-- Begin --

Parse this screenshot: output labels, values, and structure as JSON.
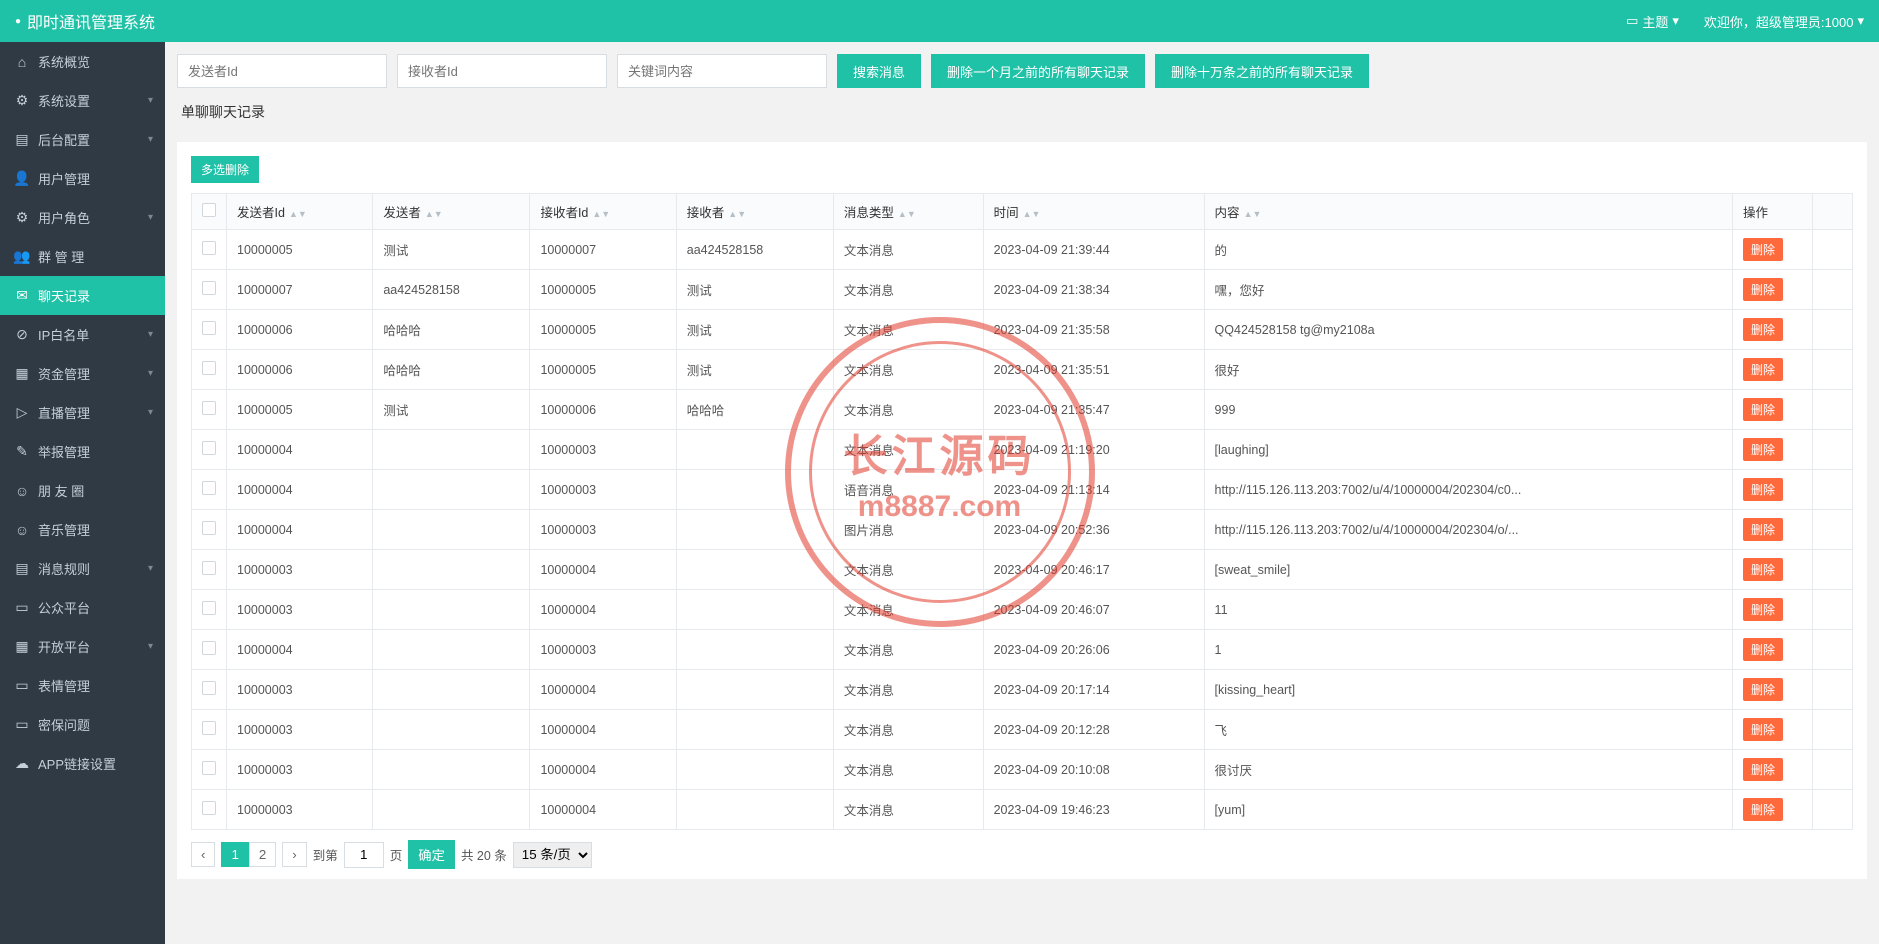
{
  "header": {
    "brand": "即时通讯管理系统",
    "theme_label": "主题",
    "welcome": "欢迎你，超级管理员:1000"
  },
  "sidebar": {
    "items": [
      {
        "icon": "⌂",
        "label": "系统概览",
        "expandable": false
      },
      {
        "icon": "⚙",
        "label": "系统设置",
        "expandable": true
      },
      {
        "icon": "▤",
        "label": "后台配置",
        "expandable": true
      },
      {
        "icon": "👤",
        "label": "用户管理",
        "expandable": false
      },
      {
        "icon": "⚙",
        "label": "用户角色",
        "expandable": true
      },
      {
        "icon": "👥",
        "label": "群 管 理",
        "expandable": false
      },
      {
        "icon": "✉",
        "label": "聊天记录",
        "expandable": false,
        "active": true
      },
      {
        "icon": "⊘",
        "label": "IP白名单",
        "expandable": true
      },
      {
        "icon": "▦",
        "label": "资金管理",
        "expandable": true
      },
      {
        "icon": "▷",
        "label": "直播管理",
        "expandable": true
      },
      {
        "icon": "✎",
        "label": "举报管理",
        "expandable": false
      },
      {
        "icon": "☺",
        "label": "朋 友 圈",
        "expandable": false
      },
      {
        "icon": "☺",
        "label": "音乐管理",
        "expandable": false
      },
      {
        "icon": "▤",
        "label": "消息规则",
        "expandable": true
      },
      {
        "icon": "▭",
        "label": "公众平台",
        "expandable": false
      },
      {
        "icon": "▦",
        "label": "开放平台",
        "expandable": true
      },
      {
        "icon": "▭",
        "label": "表情管理",
        "expandable": false
      },
      {
        "icon": "▭",
        "label": "密保问题",
        "expandable": false
      },
      {
        "icon": "☁",
        "label": "APP链接设置",
        "expandable": false
      }
    ]
  },
  "toolbar": {
    "sender_placeholder": "发送者Id",
    "receiver_placeholder": "接收者Id",
    "keyword_placeholder": "关键词内容",
    "search_btn": "搜索消息",
    "del_month_btn": "删除一个月之前的所有聊天记录",
    "del_100k_btn": "删除十万条之前的所有聊天记录"
  },
  "section_title": "单聊聊天记录",
  "panel": {
    "multi_delete": "多选删除",
    "columns": {
      "sender_id": "发送者Id",
      "sender": "发送者",
      "receiver_id": "接收者Id",
      "receiver": "接收者",
      "msg_type": "消息类型",
      "time": "时间",
      "content": "内容",
      "op": "操作"
    },
    "delete_label": "删除",
    "rows": [
      {
        "sid": "10000005",
        "sn": "测试",
        "rid": "10000007",
        "rn": "aa424528158",
        "type": "文本消息",
        "time": "2023-04-09 21:39:44",
        "content": "的"
      },
      {
        "sid": "10000007",
        "sn": "aa424528158",
        "rid": "10000005",
        "rn": "测试",
        "type": "文本消息",
        "time": "2023-04-09 21:38:34",
        "content": "嘿，您好"
      },
      {
        "sid": "10000006",
        "sn": "哈哈哈",
        "rid": "10000005",
        "rn": "测试",
        "type": "文本消息",
        "time": "2023-04-09 21:35:58",
        "content": "QQ424528158 tg@my2108a"
      },
      {
        "sid": "10000006",
        "sn": "哈哈哈",
        "rid": "10000005",
        "rn": "测试",
        "type": "文本消息",
        "time": "2023-04-09 21:35:51",
        "content": "很好"
      },
      {
        "sid": "10000005",
        "sn": "测试",
        "rid": "10000006",
        "rn": "哈哈哈",
        "type": "文本消息",
        "time": "2023-04-09 21:35:47",
        "content": "999"
      },
      {
        "sid": "10000004",
        "sn": "",
        "rid": "10000003",
        "rn": "",
        "type": "文本消息",
        "time": "2023-04-09 21:19:20",
        "content": "[laughing]"
      },
      {
        "sid": "10000004",
        "sn": "",
        "rid": "10000003",
        "rn": "",
        "type": "语音消息",
        "time": "2023-04-09 21:13:14",
        "content": "http://115.126.113.203:7002/u/4/10000004/202304/c0..."
      },
      {
        "sid": "10000004",
        "sn": "",
        "rid": "10000003",
        "rn": "",
        "type": "图片消息",
        "time": "2023-04-09 20:52:36",
        "content": "http://115.126.113.203:7002/u/4/10000004/202304/o/..."
      },
      {
        "sid": "10000003",
        "sn": "",
        "rid": "10000004",
        "rn": "",
        "type": "文本消息",
        "time": "2023-04-09 20:46:17",
        "content": "[sweat_smile]"
      },
      {
        "sid": "10000003",
        "sn": "",
        "rid": "10000004",
        "rn": "",
        "type": "文本消息",
        "time": "2023-04-09 20:46:07",
        "content": "11"
      },
      {
        "sid": "10000004",
        "sn": "",
        "rid": "10000003",
        "rn": "",
        "type": "文本消息",
        "time": "2023-04-09 20:26:06",
        "content": "1"
      },
      {
        "sid": "10000003",
        "sn": "",
        "rid": "10000004",
        "rn": "",
        "type": "文本消息",
        "time": "2023-04-09 20:17:14",
        "content": "[kissing_heart]"
      },
      {
        "sid": "10000003",
        "sn": "",
        "rid": "10000004",
        "rn": "",
        "type": "文本消息",
        "time": "2023-04-09 20:12:28",
        "content": "飞"
      },
      {
        "sid": "10000003",
        "sn": "",
        "rid": "10000004",
        "rn": "",
        "type": "文本消息",
        "time": "2023-04-09 20:10:08",
        "content": "很讨厌"
      },
      {
        "sid": "10000003",
        "sn": "",
        "rid": "10000004",
        "rn": "",
        "type": "文本消息",
        "time": "2023-04-09 19:46:23",
        "content": "[yum]"
      }
    ]
  },
  "pager": {
    "goto": "到第",
    "page_unit": "页",
    "confirm": "确定",
    "total": "共 20 条",
    "page_size": "15 条/页",
    "current_page": "1",
    "pages": [
      "1",
      "2"
    ]
  },
  "watermark": {
    "line1": "长江源码",
    "line2": "m8887.com"
  }
}
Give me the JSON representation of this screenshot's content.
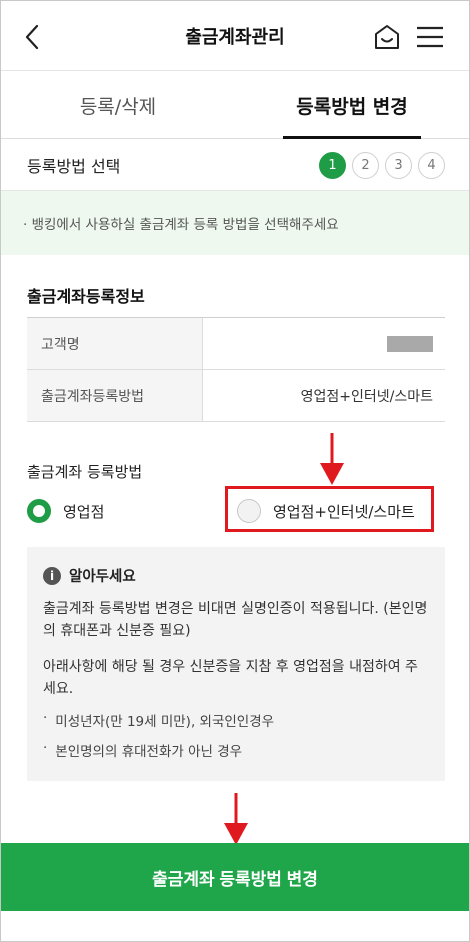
{
  "header": {
    "title": "출금계좌관리"
  },
  "tabs": [
    {
      "label": "등록/삭제",
      "active": false
    },
    {
      "label": "등록방법 변경",
      "active": true
    }
  ],
  "steps": {
    "label": "등록방법 선택",
    "items": [
      "1",
      "2",
      "3",
      "4"
    ],
    "current": 1
  },
  "notice": {
    "text": "· 뱅킹에서 사용하실 출금계좌 등록 방법을 선택해주세요"
  },
  "info": {
    "title": "출금계좌등록정보",
    "rows": [
      {
        "label": "고객명",
        "value": ""
      },
      {
        "label": "출금계좌등록방법",
        "value": "영업점+인터넷/스마트"
      }
    ]
  },
  "method": {
    "label": "출금계좌 등록방법",
    "options": [
      {
        "label": "영업점",
        "checked": true
      },
      {
        "label": "영업점+인터넷/스마트",
        "checked": false
      }
    ]
  },
  "notes": {
    "title": "알아두세요",
    "paragraph1": "출금계좌 등록방법 변경은 비대면 실명인증이 적용됩니다. (본인명의 휴대폰과 신분증 필요)",
    "paragraph2": "아래사항에 해당 될 경우 신분증을 지참 후 영업점을 내점하여 주세요.",
    "bullets": [
      "미성년자(만 19세 미만), 외국인인경우",
      "본인명의의 휴대전화가 아닌 경우"
    ]
  },
  "cta": {
    "label": "출금계좌 등록방법 변경"
  },
  "colors": {
    "accent": "#1fa64a",
    "highlight": "#e0191f"
  }
}
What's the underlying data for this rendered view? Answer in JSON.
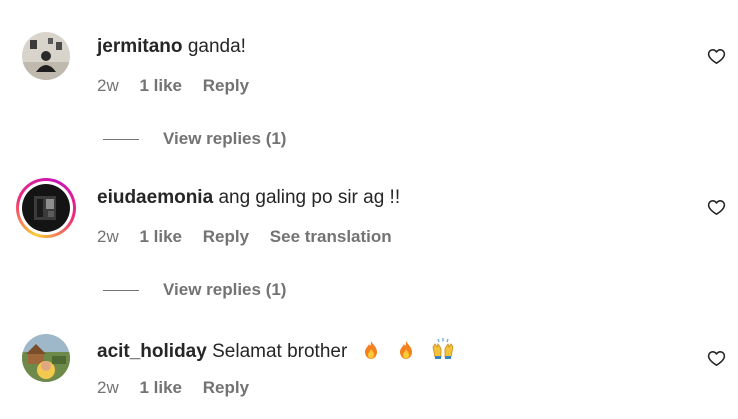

-- End --

# [Short task]
Write out the lines of the listing from the one that holds "Give me the" to the very last line, both included, exactly as they appear and without any pictures.

# [The solution]
Give me the JSON representation of this screenshot's content.
{
  "header": {
    "title": "출금계좌관리"
  },
  "tabs": [
    {
      "label": "등록/삭제",
      "active": false
    },
    {
      "label": "등록방법 변경",
      "active": true
    }
  ],
  "steps": {
    "label": "등록방법 선택",
    "items": [
      "1",
      "2",
      "3",
      "4"
    ],
    "current": 1
  },
  "notice": {
    "text": "· 뱅킹에서 사용하실 출금계좌 등록 방법을 선택해주세요"
  },
  "info": {
    "title": "출금계좌등록정보",
    "rows": [
      {
        "label": "고객명",
        "value": ""
      },
      {
        "label": "출금계좌등록방법",
        "value": "영업점+인터넷/스마트"
      }
    ]
  },
  "method": {
    "label": "출금계좌 등록방법",
    "options": [
      {
        "label": "영업점",
        "checked": true
      },
      {
        "label": "영업점+인터넷/스마트",
        "checked": false
      }
    ]
  },
  "notes": {
    "title": "알아두세요",
    "paragraph1": "출금계좌 등록방법 변경은 비대면 실명인증이 적용됩니다. (본인명의 휴대폰과 신분증 필요)",
    "paragraph2": "아래사항에 해당 될 경우 신분증을 지참 후 영업점을 내점하여 주세요.",
    "bullets": [
      "미성년자(만 19세 미만), 외국인인경우",
      "본인명의의 휴대전화가 아닌 경우"
    ]
  },
  "cta": {
    "label": "출금계좌 등록방법 변경"
  },
  "colors": {
    "accent": "#1fa64a",
    "highlight": "#e0191f"
  }
}
What's the underlying data for this rendered view? Answer in JSON.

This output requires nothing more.